▶ [Task description] The records follow. Transcribe only the lines from the line containing "Read all visible content and emit it as JSON." through the end, both ends included, and leave out the pictures.

= = = =

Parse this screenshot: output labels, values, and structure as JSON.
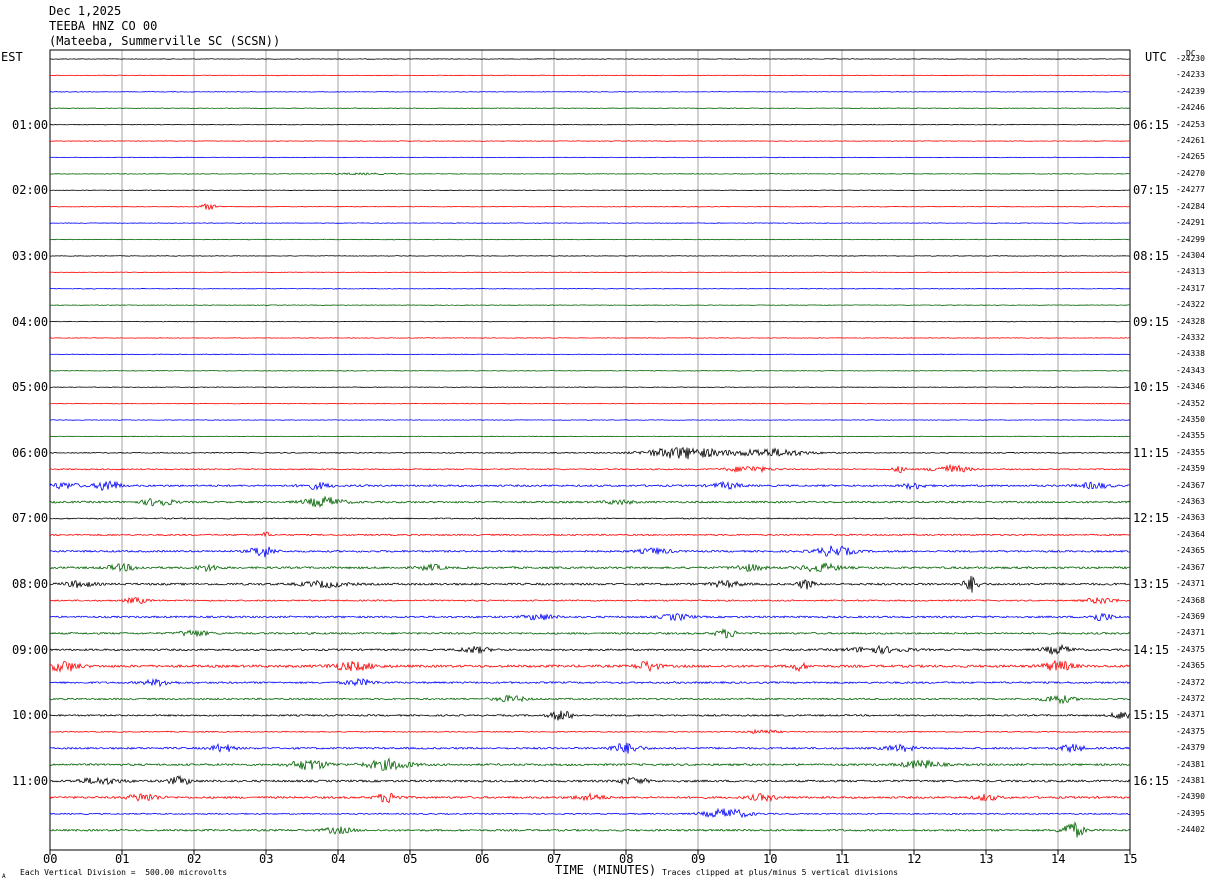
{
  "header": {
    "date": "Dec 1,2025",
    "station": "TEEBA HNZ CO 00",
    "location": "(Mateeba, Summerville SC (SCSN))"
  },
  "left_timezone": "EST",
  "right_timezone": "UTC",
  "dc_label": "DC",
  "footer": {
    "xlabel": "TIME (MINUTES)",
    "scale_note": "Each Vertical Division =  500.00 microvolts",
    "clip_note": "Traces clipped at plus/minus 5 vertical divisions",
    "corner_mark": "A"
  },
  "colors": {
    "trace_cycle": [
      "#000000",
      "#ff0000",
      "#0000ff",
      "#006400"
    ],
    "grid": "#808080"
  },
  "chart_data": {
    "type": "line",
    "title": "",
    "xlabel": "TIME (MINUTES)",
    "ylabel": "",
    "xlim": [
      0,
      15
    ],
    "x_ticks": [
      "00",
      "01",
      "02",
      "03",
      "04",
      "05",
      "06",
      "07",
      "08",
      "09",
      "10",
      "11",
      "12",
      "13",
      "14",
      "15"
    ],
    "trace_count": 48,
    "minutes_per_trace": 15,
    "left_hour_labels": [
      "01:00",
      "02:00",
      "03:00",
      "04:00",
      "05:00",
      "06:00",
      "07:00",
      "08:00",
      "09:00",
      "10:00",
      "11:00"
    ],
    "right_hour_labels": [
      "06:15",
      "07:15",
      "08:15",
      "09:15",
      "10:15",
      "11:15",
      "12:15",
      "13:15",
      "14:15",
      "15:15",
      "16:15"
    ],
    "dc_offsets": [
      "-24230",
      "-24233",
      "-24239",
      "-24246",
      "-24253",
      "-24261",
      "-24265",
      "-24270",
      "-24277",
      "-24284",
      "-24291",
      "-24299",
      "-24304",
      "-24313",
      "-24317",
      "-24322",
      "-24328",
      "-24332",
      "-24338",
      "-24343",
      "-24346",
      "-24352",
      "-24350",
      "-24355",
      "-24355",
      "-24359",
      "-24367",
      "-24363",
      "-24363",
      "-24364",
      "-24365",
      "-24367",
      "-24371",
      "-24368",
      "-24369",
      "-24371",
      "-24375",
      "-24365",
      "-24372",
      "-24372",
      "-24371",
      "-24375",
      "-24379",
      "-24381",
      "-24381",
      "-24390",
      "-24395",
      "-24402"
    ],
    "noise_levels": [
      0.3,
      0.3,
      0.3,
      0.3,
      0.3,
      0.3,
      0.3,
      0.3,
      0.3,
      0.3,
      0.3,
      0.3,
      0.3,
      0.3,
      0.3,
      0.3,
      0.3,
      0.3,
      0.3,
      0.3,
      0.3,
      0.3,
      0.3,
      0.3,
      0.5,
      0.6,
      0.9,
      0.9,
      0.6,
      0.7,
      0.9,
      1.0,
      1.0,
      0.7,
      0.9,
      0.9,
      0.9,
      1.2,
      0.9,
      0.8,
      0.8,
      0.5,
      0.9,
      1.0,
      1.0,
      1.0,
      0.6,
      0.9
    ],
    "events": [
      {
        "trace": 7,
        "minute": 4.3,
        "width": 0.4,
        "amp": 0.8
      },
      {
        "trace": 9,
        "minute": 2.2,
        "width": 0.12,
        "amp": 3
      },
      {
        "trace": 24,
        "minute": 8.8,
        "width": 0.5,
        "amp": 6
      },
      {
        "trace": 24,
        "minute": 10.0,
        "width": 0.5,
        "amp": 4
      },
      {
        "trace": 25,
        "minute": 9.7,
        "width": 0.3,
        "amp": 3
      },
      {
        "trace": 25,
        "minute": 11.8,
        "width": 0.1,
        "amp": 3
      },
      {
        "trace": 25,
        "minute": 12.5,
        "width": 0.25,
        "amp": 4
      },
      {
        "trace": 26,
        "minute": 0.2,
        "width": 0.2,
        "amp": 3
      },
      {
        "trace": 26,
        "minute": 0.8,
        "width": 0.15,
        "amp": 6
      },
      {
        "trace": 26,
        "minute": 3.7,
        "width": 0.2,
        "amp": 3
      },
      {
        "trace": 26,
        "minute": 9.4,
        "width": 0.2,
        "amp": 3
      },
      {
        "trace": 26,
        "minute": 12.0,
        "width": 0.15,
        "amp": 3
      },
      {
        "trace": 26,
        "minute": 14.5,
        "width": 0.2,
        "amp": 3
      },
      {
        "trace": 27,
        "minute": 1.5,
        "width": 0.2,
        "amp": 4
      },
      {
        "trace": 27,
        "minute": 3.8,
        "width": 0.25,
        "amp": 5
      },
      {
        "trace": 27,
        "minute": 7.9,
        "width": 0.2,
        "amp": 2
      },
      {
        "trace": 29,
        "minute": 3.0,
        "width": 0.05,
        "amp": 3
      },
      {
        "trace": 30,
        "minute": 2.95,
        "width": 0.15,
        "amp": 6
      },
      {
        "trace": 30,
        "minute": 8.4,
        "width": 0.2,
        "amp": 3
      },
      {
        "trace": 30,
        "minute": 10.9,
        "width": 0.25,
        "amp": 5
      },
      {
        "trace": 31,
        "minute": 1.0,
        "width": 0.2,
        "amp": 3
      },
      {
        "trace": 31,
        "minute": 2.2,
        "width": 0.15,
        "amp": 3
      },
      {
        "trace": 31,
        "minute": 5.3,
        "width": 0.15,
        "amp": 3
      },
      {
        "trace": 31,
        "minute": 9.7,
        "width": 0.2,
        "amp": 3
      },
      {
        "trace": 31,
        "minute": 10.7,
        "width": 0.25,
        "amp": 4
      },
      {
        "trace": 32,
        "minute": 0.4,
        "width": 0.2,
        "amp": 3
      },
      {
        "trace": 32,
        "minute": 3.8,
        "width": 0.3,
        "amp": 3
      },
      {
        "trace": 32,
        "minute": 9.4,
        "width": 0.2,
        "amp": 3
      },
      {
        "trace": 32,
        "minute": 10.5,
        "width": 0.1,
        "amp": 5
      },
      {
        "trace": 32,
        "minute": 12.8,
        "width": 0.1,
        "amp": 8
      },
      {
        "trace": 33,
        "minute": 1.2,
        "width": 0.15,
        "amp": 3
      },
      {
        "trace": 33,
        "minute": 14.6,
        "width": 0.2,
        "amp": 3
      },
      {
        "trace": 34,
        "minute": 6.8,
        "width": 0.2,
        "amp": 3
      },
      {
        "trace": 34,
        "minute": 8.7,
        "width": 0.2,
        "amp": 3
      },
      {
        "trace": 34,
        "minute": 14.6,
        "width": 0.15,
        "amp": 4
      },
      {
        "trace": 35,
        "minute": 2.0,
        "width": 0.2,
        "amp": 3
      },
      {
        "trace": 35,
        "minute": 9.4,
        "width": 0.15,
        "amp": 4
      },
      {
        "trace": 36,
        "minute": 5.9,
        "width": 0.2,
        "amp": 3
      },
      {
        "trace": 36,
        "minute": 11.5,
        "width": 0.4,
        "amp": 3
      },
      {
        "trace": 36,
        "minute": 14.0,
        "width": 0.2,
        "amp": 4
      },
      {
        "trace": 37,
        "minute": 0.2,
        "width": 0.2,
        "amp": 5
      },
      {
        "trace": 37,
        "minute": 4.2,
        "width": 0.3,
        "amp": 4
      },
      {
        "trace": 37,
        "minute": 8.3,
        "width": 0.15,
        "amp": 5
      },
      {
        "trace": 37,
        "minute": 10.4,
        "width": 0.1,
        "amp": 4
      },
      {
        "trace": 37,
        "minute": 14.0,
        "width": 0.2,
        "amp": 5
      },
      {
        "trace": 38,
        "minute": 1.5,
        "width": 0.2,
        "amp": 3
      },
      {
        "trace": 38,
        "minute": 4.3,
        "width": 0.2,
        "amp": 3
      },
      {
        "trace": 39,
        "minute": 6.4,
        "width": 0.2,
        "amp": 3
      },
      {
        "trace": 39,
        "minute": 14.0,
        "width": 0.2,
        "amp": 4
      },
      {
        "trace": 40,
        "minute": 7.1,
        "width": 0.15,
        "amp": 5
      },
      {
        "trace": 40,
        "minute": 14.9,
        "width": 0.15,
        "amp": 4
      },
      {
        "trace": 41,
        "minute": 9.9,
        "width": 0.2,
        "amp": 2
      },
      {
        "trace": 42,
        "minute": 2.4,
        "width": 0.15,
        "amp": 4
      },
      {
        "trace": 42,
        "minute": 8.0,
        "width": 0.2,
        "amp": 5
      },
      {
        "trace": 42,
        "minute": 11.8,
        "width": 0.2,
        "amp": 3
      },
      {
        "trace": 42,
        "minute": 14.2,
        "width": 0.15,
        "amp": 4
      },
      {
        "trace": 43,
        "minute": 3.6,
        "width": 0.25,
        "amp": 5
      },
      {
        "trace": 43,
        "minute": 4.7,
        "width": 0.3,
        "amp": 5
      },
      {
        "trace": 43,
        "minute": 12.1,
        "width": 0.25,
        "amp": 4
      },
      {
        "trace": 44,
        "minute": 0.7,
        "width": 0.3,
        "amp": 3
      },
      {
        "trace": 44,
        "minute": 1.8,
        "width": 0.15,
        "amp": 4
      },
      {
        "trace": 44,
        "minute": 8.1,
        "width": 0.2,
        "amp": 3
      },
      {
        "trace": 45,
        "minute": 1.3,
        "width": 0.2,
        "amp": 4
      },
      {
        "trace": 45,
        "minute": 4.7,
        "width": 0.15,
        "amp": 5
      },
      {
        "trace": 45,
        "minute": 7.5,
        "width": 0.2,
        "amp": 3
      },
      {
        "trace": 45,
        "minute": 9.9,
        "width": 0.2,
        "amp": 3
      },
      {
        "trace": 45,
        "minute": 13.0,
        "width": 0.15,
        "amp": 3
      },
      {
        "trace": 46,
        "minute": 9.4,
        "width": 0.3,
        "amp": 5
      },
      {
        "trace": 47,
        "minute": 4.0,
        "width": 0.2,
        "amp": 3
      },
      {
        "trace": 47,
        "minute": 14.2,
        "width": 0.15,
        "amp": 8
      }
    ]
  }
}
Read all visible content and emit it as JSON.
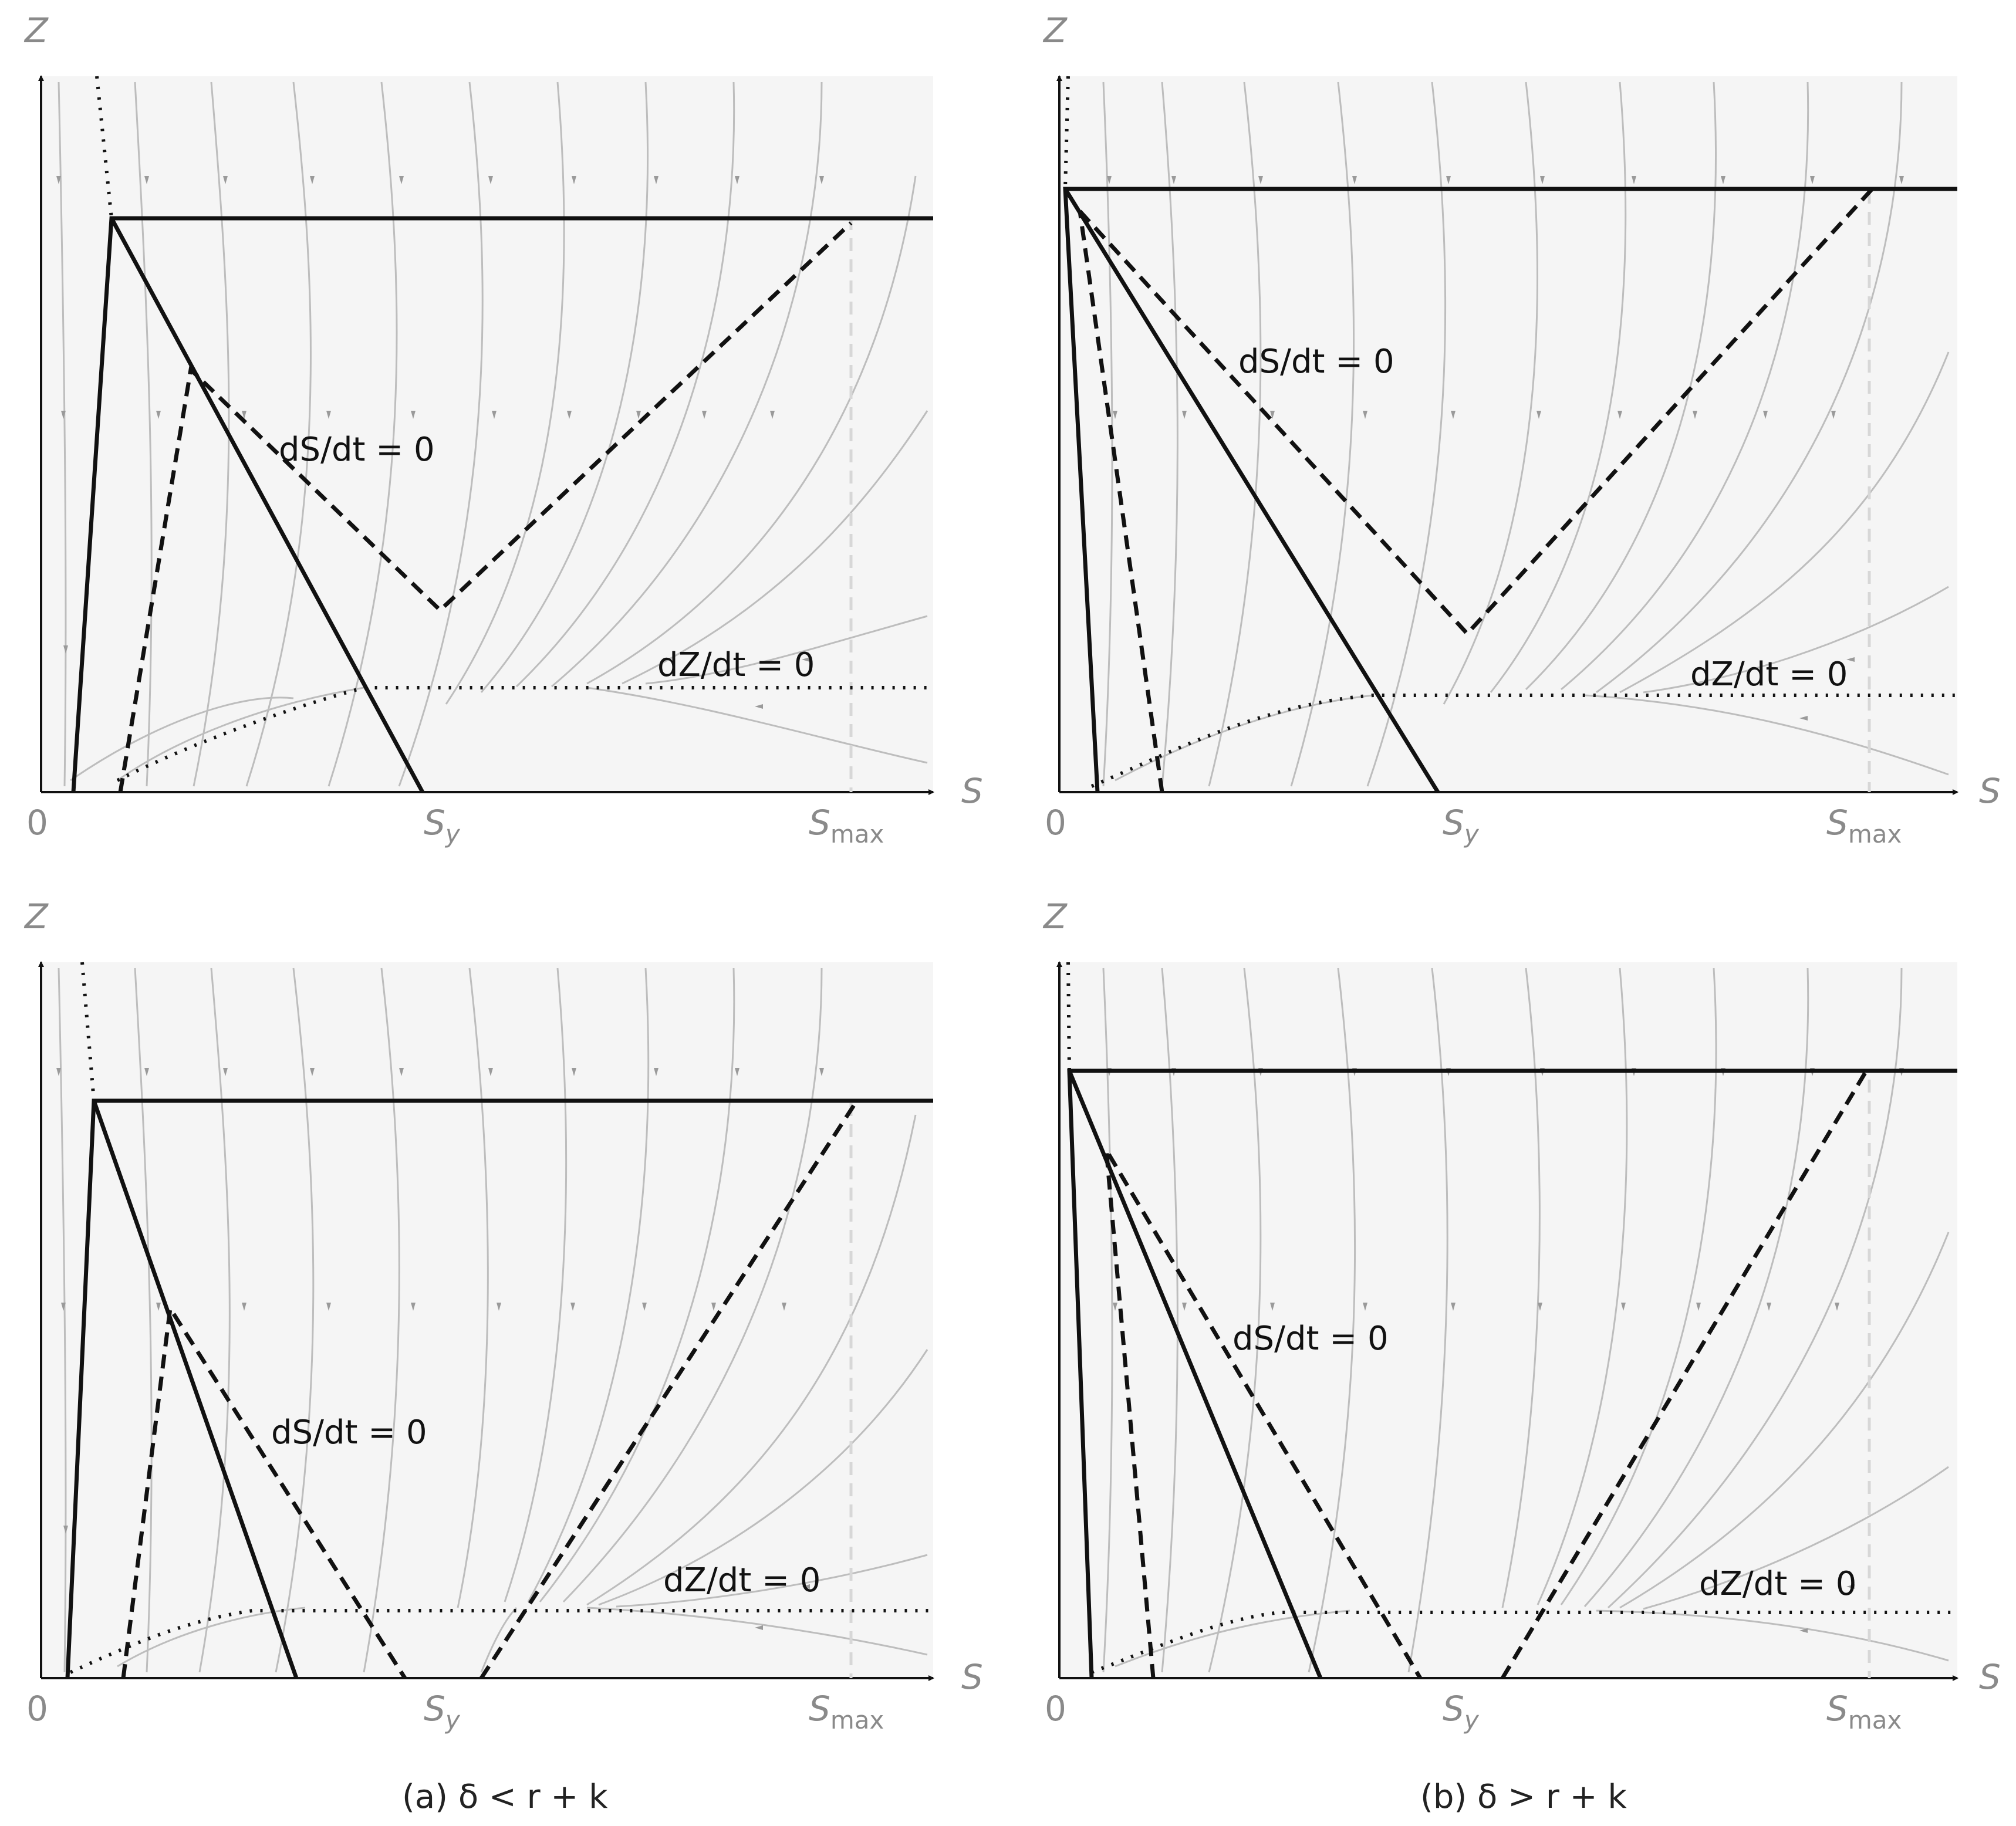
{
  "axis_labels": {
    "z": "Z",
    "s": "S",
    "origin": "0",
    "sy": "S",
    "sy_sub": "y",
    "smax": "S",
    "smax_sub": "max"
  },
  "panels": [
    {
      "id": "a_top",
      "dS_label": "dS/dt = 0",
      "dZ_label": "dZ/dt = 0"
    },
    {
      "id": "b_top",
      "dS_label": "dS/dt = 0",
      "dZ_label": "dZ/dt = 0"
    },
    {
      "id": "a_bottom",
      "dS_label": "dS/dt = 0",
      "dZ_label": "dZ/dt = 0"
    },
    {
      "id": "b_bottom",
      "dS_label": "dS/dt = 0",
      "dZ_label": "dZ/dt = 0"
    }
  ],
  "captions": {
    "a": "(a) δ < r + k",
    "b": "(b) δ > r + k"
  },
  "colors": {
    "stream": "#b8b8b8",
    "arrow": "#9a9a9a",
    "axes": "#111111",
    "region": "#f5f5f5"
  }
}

= = = =

▶ [Solution]
Read all visible content and emit it as JSON.
{
  "axis_labels": {
    "z": "Z",
    "s": "S",
    "origin": "0",
    "sy": "S",
    "sy_sub": "y",
    "smax": "S",
    "smax_sub": "max"
  },
  "panels": [
    {
      "id": "a_top",
      "dS_label": "dS/dt = 0",
      "dZ_label": "dZ/dt = 0"
    },
    {
      "id": "b_top",
      "dS_label": "dS/dt = 0",
      "dZ_label": "dZ/dt = 0"
    },
    {
      "id": "a_bottom",
      "dS_label": "dS/dt = 0",
      "dZ_label": "dZ/dt = 0"
    },
    {
      "id": "b_bottom",
      "dS_label": "dS/dt = 0",
      "dZ_label": "dZ/dt = 0"
    }
  ],
  "captions": {
    "a": "(a) δ < r + k",
    "b": "(b) δ > r + k"
  },
  "colors": {
    "stream": "#b8b8b8",
    "arrow": "#9a9a9a",
    "axes": "#111111",
    "region": "#f5f5f5"
  }
}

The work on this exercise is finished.